Exercise goal: Rewrite the material from the line that contains "362, 1400, 422]" through the line that contains "main-nav: Recettes Catégories", inclusive, changing "Lire la suite" to "Read more" and leaving everything else as it is. Give back only those lines.

(Extracted records)

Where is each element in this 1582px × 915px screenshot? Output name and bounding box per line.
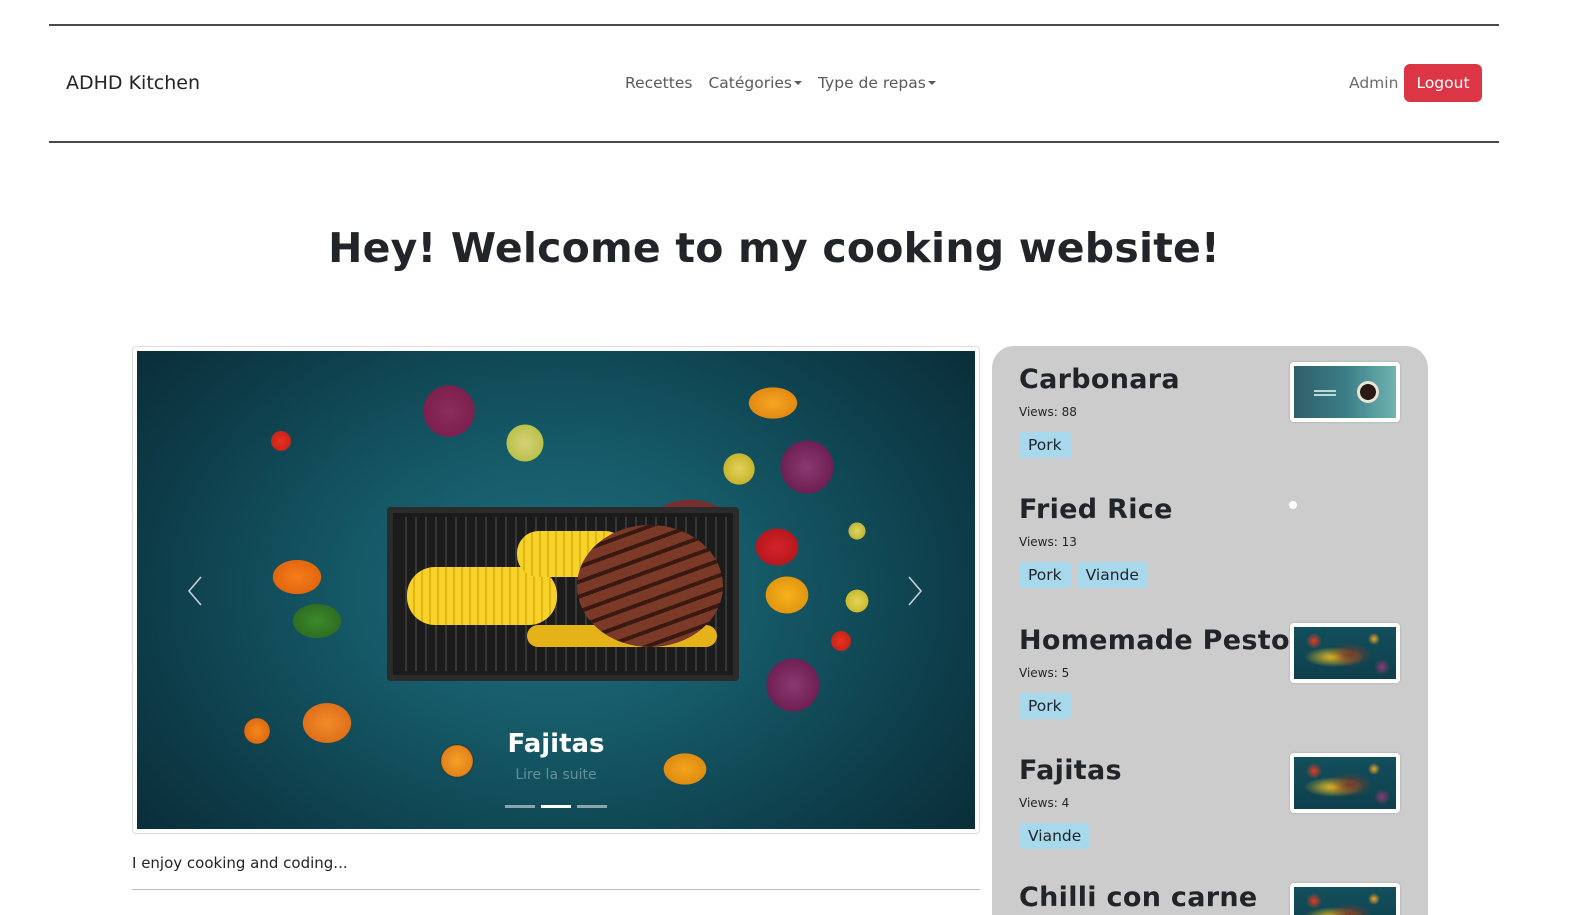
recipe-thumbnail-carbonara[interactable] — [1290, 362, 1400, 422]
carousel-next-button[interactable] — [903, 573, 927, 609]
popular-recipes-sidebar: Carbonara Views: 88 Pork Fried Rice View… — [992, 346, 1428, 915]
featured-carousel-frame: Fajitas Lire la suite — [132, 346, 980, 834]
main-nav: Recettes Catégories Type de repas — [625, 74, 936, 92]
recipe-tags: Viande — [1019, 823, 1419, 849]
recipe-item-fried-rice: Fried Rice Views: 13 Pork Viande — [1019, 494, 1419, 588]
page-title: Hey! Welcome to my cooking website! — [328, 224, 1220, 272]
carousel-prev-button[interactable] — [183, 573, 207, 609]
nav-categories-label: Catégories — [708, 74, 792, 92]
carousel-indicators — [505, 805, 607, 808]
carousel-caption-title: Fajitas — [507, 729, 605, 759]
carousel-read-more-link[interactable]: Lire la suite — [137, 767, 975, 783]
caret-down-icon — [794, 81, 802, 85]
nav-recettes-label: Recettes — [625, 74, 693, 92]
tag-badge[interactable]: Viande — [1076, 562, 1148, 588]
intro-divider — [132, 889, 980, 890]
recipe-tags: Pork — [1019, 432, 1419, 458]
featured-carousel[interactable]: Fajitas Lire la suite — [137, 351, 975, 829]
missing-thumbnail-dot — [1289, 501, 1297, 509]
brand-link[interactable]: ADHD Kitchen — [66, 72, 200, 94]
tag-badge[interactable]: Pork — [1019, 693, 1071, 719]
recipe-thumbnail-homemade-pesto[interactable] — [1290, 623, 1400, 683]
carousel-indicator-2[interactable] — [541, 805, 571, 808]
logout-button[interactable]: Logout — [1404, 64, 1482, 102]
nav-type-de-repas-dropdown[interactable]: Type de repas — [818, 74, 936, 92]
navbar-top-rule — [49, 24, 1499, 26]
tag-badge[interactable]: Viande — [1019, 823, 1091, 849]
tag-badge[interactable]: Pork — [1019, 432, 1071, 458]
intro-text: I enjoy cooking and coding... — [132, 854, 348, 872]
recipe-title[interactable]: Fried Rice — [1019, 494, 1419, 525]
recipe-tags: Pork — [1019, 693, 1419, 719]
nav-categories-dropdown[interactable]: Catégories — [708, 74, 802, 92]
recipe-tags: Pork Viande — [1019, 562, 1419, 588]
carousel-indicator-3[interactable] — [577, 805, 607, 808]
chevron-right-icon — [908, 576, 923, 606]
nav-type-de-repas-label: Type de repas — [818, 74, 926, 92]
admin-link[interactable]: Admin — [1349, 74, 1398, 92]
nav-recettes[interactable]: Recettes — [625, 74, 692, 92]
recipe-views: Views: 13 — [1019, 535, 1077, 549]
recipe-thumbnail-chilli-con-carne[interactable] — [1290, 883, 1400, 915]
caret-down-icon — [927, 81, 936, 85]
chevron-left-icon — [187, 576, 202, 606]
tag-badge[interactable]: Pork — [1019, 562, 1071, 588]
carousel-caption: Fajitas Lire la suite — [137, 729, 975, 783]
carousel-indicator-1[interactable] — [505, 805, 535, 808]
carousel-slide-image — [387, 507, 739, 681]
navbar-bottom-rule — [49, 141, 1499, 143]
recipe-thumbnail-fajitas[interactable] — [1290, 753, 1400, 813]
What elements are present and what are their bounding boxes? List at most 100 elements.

Exercise solution:
recipe-thumbnail-carbonara[interactable] — [1290, 362, 1400, 422]
carousel-next-button[interactable] — [903, 573, 927, 609]
popular-recipes-sidebar: Carbonara Views: 88 Pork Fried Rice View… — [992, 346, 1428, 915]
featured-carousel-frame: Fajitas Read more — [132, 346, 980, 834]
main-nav: Recettes Catégories Type de repas — [625, 74, 936, 92]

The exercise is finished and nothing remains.